__Direction__
Spot each line that carries the word "Weight"; copy those lines.

__Source records__
▼

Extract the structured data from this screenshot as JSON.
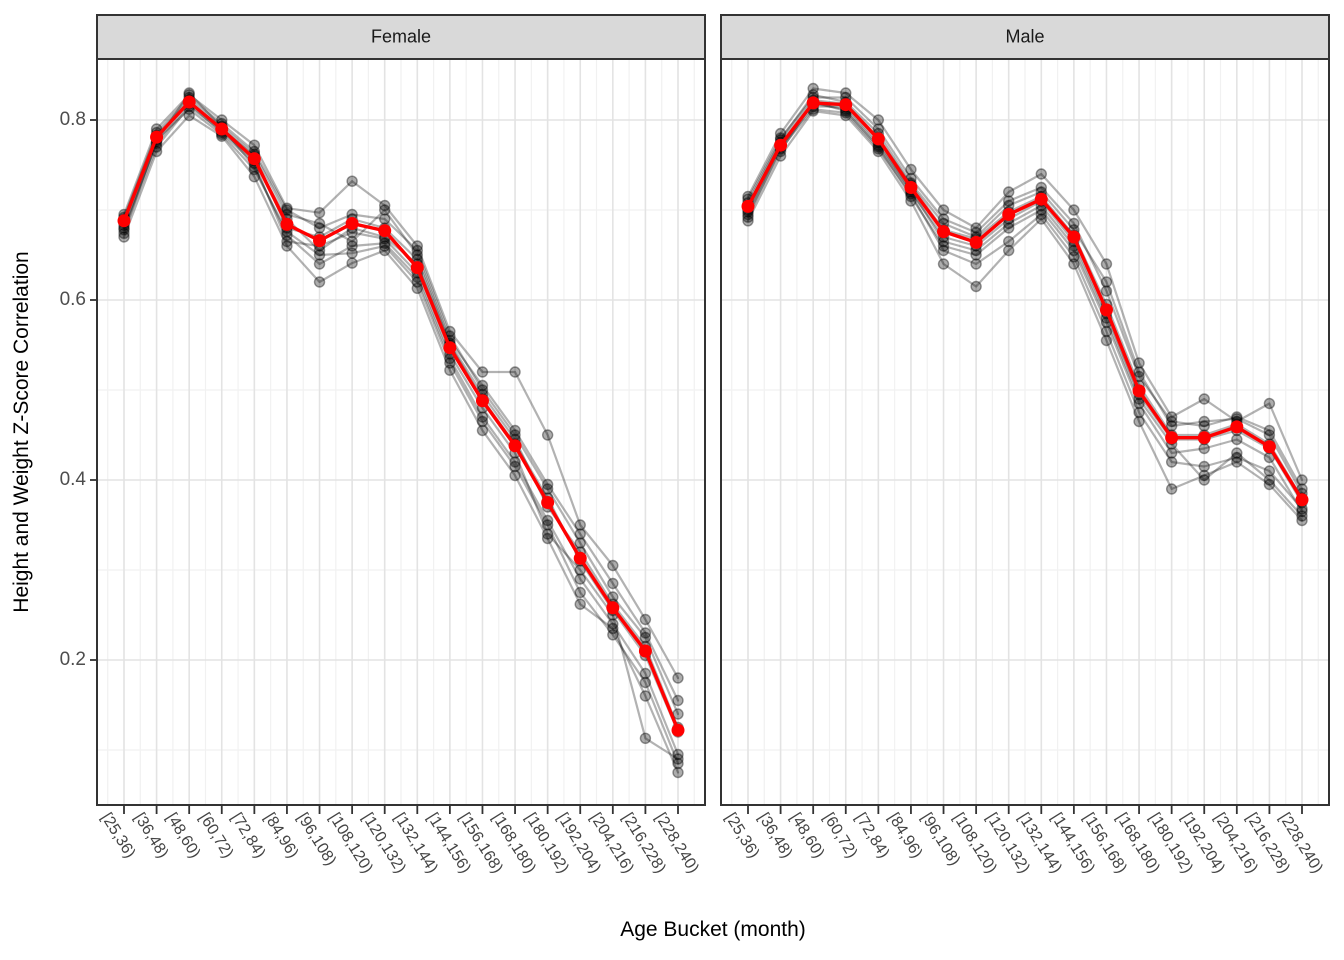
{
  "figure": {
    "y_axis_title": "Height and Weight Z-Score Correlation",
    "x_axis_title": "Age Bucket (month)",
    "facets": [
      "Female",
      "Male"
    ]
  },
  "theme": {
    "mean_color": "#FF0000",
    "individual_color": "#000000",
    "individual_alpha": 0.3,
    "strip_fill": "#D9D9D9",
    "panel_border": "#333333",
    "grid_major": "#E3E3E3",
    "grid_minor": "#F1F1F1",
    "tick_color": "#333333",
    "tick_text_color": "#4D4D4D"
  },
  "chart_data": {
    "type": "line",
    "title": "",
    "xlabel": "Age Bucket (month)",
    "ylabel": "Height and Weight Z-Score Correlation",
    "legend_position": "none",
    "grid": true,
    "facet_labels": [
      "Female",
      "Male"
    ],
    "categories": [
      "[25,36)",
      "[36,48)",
      "[48,60)",
      "[60,72)",
      "[72,84)",
      "[84,96)",
      "[96,108)",
      "[108,120)",
      "[120,132)",
      "[132,144)",
      "[144,156)",
      "[156,168)",
      "[168,180)",
      "[180,192)",
      "[192,204)",
      "[204,216)",
      "[216,228)",
      "[228,240)"
    ],
    "y_ticks": [
      0.2,
      0.4,
      0.6,
      0.8
    ],
    "y_minor_ticks": [
      0.1,
      0.3,
      0.5,
      0.7
    ],
    "ylim": [
      0.04,
      0.868
    ],
    "panels": [
      {
        "facet": "Female",
        "mean": [
          0.688,
          0.781,
          0.82,
          0.79,
          0.757,
          0.684,
          0.666,
          0.685,
          0.677,
          0.636,
          0.547,
          0.488,
          0.438,
          0.375,
          0.313,
          0.258,
          0.21,
          0.122
        ],
        "individuals": [
          [
            0.678,
            0.77,
            0.815,
            0.788,
            0.755,
            0.69,
            0.655,
            0.68,
            0.67,
            0.64,
            0.55,
            0.49,
            0.44,
            0.38,
            0.31,
            0.255,
            0.205,
            0.12
          ],
          [
            0.692,
            0.786,
            0.825,
            0.796,
            0.765,
            0.7,
            0.68,
            0.695,
            0.69,
            0.655,
            0.56,
            0.5,
            0.45,
            0.39,
            0.33,
            0.27,
            0.225,
            0.14
          ],
          [
            0.683,
            0.776,
            0.83,
            0.792,
            0.748,
            0.672,
            0.64,
            0.66,
            0.663,
            0.625,
            0.535,
            0.47,
            0.42,
            0.355,
            0.29,
            0.24,
            0.185,
            0.095
          ],
          [
            0.67,
            0.765,
            0.805,
            0.782,
            0.737,
            0.66,
            0.62,
            0.641,
            0.655,
            0.613,
            0.522,
            0.455,
            0.405,
            0.335,
            0.262,
            0.235,
            0.16,
            0.075
          ],
          [
            0.695,
            0.79,
            0.828,
            0.8,
            0.772,
            0.702,
            0.697,
            0.732,
            0.705,
            0.66,
            0.565,
            0.52,
            0.52,
            0.45,
            0.35,
            0.305,
            0.245,
            0.18
          ],
          [
            0.686,
            0.78,
            0.82,
            0.79,
            0.76,
            0.68,
            0.67,
            0.69,
            0.68,
            0.645,
            0.552,
            0.495,
            0.445,
            0.37,
            0.32,
            0.262,
            0.215,
            0.125
          ],
          [
            0.68,
            0.774,
            0.818,
            0.786,
            0.752,
            0.665,
            0.66,
            0.675,
            0.668,
            0.63,
            0.54,
            0.48,
            0.43,
            0.34,
            0.3,
            0.25,
            0.113,
            0.09
          ],
          [
            0.69,
            0.783,
            0.822,
            0.793,
            0.762,
            0.695,
            0.685,
            0.665,
            0.7,
            0.65,
            0.555,
            0.505,
            0.455,
            0.395,
            0.34,
            0.285,
            0.23,
            0.155
          ],
          [
            0.674,
            0.778,
            0.812,
            0.784,
            0.745,
            0.676,
            0.65,
            0.652,
            0.66,
            0.62,
            0.53,
            0.465,
            0.415,
            0.35,
            0.275,
            0.228,
            0.175,
            0.085
          ]
        ]
      },
      {
        "facet": "Male",
        "mean": [
          0.704,
          0.772,
          0.819,
          0.817,
          0.779,
          0.725,
          0.676,
          0.664,
          0.695,
          0.712,
          0.67,
          0.589,
          0.499,
          0.447,
          0.447,
          0.459,
          0.437,
          0.378
        ],
        "individuals": [
          [
            0.7,
            0.77,
            0.815,
            0.815,
            0.775,
            0.72,
            0.67,
            0.66,
            0.69,
            0.71,
            0.665,
            0.585,
            0.495,
            0.445,
            0.445,
            0.455,
            0.435,
            0.375
          ],
          [
            0.712,
            0.78,
            0.825,
            0.825,
            0.79,
            0.735,
            0.69,
            0.675,
            0.71,
            0.725,
            0.685,
            0.61,
            0.515,
            0.465,
            0.46,
            0.47,
            0.455,
            0.39
          ],
          [
            0.695,
            0.765,
            0.82,
            0.81,
            0.77,
            0.715,
            0.66,
            0.65,
            0.68,
            0.7,
            0.655,
            0.575,
            0.485,
            0.43,
            0.435,
            0.445,
            0.425,
            0.365
          ],
          [
            0.688,
            0.76,
            0.81,
            0.805,
            0.765,
            0.71,
            0.64,
            0.615,
            0.655,
            0.69,
            0.64,
            0.555,
            0.465,
            0.39,
            0.405,
            0.42,
            0.395,
            0.355
          ],
          [
            0.715,
            0.785,
            0.835,
            0.83,
            0.8,
            0.745,
            0.7,
            0.68,
            0.72,
            0.74,
            0.7,
            0.64,
            0.53,
            0.47,
            0.49,
            0.465,
            0.485,
            0.4
          ],
          [
            0.705,
            0.775,
            0.822,
            0.818,
            0.78,
            0.728,
            0.678,
            0.668,
            0.698,
            0.715,
            0.672,
            0.595,
            0.505,
            0.45,
            0.45,
            0.462,
            0.44,
            0.38
          ],
          [
            0.698,
            0.772,
            0.818,
            0.812,
            0.772,
            0.722,
            0.665,
            0.655,
            0.685,
            0.705,
            0.66,
            0.58,
            0.49,
            0.44,
            0.4,
            0.43,
            0.4,
            0.36
          ],
          [
            0.708,
            0.778,
            0.828,
            0.82,
            0.785,
            0.73,
            0.685,
            0.67,
            0.705,
            0.72,
            0.678,
            0.62,
            0.52,
            0.46,
            0.465,
            0.468,
            0.45,
            0.385
          ],
          [
            0.692,
            0.768,
            0.812,
            0.808,
            0.768,
            0.718,
            0.655,
            0.64,
            0.665,
            0.695,
            0.648,
            0.565,
            0.475,
            0.42,
            0.415,
            0.425,
            0.41,
            0.368
          ]
        ]
      }
    ]
  }
}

▲

__Reply__
    "y_axis_title": "Height and Weight Z-Score Correlation",
    "ylabel": "Height and Weight Z-Score Correlation",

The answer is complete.